◆ **WHAT IS EXPECTED**
Look through the lines of the material and count those containing "number". Give that count alone.

◆ **PROVIDED MATERIAL**

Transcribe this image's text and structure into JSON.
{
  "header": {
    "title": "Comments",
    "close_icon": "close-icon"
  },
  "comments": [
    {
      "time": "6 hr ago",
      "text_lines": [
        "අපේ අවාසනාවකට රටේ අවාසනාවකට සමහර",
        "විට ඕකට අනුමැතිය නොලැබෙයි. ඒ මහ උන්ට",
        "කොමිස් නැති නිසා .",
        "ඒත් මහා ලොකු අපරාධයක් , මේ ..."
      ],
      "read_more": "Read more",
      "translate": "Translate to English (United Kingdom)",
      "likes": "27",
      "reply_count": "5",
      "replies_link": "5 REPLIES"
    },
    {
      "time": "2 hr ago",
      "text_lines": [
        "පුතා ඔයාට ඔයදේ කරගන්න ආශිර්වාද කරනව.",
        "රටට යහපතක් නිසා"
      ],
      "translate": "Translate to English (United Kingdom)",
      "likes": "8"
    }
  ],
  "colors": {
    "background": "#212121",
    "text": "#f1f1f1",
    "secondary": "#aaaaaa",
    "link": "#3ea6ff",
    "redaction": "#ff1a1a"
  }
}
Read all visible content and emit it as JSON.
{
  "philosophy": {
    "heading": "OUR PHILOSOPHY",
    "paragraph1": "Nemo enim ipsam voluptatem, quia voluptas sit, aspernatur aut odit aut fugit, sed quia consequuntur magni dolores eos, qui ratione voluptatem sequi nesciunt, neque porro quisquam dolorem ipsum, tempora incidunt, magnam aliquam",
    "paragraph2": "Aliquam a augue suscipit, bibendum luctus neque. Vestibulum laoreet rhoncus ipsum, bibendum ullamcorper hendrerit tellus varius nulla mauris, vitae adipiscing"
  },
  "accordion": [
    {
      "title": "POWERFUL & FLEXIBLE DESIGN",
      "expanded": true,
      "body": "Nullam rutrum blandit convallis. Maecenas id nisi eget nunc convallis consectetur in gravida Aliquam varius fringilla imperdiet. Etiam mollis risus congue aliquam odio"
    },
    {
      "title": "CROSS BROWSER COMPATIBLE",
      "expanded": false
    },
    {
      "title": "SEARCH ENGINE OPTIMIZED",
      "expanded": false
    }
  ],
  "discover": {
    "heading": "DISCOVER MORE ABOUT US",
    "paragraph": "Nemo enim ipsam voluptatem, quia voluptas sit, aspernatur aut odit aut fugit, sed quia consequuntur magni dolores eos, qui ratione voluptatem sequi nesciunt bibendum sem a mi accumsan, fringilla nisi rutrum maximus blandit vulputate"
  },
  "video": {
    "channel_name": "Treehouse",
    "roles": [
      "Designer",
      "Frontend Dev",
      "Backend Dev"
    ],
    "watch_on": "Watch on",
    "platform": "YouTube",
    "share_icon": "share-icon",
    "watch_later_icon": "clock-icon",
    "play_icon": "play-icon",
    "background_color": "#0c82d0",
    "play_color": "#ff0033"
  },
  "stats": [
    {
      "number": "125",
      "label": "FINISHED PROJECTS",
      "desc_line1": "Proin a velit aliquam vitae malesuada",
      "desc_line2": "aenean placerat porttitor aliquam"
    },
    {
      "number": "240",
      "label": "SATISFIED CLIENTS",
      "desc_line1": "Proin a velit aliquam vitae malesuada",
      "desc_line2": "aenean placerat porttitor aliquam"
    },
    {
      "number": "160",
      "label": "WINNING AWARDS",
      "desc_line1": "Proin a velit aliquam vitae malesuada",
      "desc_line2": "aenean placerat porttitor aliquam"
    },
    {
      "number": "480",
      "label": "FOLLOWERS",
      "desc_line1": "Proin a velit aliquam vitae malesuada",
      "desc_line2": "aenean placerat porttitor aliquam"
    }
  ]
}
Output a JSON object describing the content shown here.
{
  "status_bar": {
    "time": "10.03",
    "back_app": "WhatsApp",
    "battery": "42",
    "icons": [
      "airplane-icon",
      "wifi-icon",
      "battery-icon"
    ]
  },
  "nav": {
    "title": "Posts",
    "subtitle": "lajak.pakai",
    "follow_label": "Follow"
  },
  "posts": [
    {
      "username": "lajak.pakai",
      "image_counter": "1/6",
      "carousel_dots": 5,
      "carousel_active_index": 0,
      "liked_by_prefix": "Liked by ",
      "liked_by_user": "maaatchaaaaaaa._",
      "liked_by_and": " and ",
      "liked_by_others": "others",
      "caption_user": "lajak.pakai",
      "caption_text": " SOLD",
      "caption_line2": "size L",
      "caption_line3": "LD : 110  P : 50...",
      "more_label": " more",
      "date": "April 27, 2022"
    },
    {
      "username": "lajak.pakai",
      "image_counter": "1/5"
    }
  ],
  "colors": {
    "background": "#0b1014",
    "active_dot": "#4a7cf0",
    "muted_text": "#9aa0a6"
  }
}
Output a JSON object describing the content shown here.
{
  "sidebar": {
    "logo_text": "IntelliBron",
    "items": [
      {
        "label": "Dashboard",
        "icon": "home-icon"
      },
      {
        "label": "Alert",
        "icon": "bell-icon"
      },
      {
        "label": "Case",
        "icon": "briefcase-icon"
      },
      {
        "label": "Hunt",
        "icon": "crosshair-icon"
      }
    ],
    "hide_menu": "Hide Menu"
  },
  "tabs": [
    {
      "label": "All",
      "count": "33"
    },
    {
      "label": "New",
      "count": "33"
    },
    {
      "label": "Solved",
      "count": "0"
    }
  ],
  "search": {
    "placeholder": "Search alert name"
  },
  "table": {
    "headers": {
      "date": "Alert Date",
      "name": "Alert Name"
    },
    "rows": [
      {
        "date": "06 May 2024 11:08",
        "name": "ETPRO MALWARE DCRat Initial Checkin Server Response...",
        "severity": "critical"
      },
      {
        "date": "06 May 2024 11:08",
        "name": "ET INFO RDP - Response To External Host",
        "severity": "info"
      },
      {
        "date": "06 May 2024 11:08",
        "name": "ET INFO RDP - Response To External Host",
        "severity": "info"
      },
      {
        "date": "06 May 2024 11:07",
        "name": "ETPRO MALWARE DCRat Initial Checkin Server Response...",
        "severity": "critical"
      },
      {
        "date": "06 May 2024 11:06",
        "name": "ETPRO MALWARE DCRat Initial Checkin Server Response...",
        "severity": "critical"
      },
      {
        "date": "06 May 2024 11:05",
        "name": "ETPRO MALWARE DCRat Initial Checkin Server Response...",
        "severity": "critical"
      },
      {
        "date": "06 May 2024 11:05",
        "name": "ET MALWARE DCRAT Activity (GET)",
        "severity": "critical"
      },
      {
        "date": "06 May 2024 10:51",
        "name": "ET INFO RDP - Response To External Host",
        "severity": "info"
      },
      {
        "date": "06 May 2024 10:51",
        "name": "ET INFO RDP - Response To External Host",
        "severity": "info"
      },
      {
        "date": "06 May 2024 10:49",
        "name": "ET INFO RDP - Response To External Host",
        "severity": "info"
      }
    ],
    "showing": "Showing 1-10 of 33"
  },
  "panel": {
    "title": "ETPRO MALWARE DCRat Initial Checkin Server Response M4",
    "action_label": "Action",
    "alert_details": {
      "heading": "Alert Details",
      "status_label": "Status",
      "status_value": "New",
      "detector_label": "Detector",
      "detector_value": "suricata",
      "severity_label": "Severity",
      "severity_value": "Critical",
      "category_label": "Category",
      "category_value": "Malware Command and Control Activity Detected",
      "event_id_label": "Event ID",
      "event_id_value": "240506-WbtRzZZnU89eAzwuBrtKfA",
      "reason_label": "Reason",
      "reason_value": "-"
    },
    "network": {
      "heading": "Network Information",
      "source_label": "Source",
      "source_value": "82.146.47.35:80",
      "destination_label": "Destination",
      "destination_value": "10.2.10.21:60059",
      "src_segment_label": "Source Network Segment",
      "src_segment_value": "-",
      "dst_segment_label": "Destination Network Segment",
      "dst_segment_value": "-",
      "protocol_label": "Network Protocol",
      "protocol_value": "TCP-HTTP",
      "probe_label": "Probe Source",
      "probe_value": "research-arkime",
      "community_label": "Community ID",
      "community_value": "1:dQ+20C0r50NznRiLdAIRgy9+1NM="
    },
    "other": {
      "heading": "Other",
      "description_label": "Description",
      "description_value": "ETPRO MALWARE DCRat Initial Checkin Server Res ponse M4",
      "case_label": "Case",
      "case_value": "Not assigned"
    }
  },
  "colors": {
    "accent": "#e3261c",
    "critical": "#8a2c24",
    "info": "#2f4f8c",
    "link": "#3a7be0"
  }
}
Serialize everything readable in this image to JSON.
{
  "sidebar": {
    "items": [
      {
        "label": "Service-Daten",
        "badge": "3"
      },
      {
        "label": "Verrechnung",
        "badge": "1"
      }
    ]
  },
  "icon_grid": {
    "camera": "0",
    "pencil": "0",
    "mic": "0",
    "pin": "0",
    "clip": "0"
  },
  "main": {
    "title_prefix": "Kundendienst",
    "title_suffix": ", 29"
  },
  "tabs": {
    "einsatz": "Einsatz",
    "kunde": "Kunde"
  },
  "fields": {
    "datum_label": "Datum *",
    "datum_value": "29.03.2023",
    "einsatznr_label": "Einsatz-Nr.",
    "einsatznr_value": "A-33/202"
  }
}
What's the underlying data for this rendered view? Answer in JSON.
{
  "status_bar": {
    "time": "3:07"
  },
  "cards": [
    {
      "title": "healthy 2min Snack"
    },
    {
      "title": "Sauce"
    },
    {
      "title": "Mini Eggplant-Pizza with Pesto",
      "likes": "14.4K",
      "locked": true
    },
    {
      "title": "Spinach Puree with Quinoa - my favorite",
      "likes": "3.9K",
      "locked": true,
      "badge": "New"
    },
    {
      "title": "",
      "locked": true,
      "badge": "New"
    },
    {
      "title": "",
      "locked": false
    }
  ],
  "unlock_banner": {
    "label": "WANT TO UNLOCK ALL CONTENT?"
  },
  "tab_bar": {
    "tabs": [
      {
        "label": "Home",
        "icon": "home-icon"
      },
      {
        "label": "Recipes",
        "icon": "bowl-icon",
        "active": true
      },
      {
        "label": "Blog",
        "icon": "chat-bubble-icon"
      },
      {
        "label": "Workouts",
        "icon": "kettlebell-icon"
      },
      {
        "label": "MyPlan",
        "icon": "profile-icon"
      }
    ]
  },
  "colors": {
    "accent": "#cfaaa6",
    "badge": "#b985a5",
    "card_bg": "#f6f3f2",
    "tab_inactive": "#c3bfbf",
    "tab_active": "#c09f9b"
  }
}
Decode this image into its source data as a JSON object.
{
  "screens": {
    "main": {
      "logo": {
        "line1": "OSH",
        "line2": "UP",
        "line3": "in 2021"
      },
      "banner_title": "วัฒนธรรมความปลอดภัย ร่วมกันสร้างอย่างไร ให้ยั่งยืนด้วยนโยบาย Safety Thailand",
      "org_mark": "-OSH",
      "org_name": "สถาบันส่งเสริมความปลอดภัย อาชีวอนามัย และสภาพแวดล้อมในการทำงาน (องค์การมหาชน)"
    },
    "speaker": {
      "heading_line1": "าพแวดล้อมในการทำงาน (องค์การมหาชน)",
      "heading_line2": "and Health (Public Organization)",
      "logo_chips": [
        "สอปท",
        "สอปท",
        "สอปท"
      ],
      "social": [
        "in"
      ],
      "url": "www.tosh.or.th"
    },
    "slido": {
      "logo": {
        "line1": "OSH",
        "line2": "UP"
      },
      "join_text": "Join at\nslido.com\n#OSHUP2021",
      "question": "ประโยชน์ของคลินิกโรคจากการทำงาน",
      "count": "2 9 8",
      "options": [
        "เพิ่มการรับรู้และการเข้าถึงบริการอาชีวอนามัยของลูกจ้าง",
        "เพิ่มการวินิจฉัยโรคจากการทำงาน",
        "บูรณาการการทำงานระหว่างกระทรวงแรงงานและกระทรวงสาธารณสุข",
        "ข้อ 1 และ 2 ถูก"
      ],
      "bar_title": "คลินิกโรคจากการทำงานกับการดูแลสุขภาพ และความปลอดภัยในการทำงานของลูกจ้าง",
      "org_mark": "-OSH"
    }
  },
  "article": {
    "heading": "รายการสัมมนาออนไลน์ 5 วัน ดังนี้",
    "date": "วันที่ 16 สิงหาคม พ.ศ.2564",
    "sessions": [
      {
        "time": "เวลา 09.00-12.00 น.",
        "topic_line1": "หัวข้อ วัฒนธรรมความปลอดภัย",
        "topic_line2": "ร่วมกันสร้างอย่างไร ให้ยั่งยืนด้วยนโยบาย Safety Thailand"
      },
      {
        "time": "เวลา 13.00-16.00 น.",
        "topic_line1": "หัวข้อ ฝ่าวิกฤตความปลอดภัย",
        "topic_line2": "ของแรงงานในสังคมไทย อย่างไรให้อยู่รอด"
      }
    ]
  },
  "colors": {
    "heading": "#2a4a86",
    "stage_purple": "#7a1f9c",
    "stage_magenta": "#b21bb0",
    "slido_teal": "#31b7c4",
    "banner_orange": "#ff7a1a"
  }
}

◆ **WRITTEN ANSWER**
4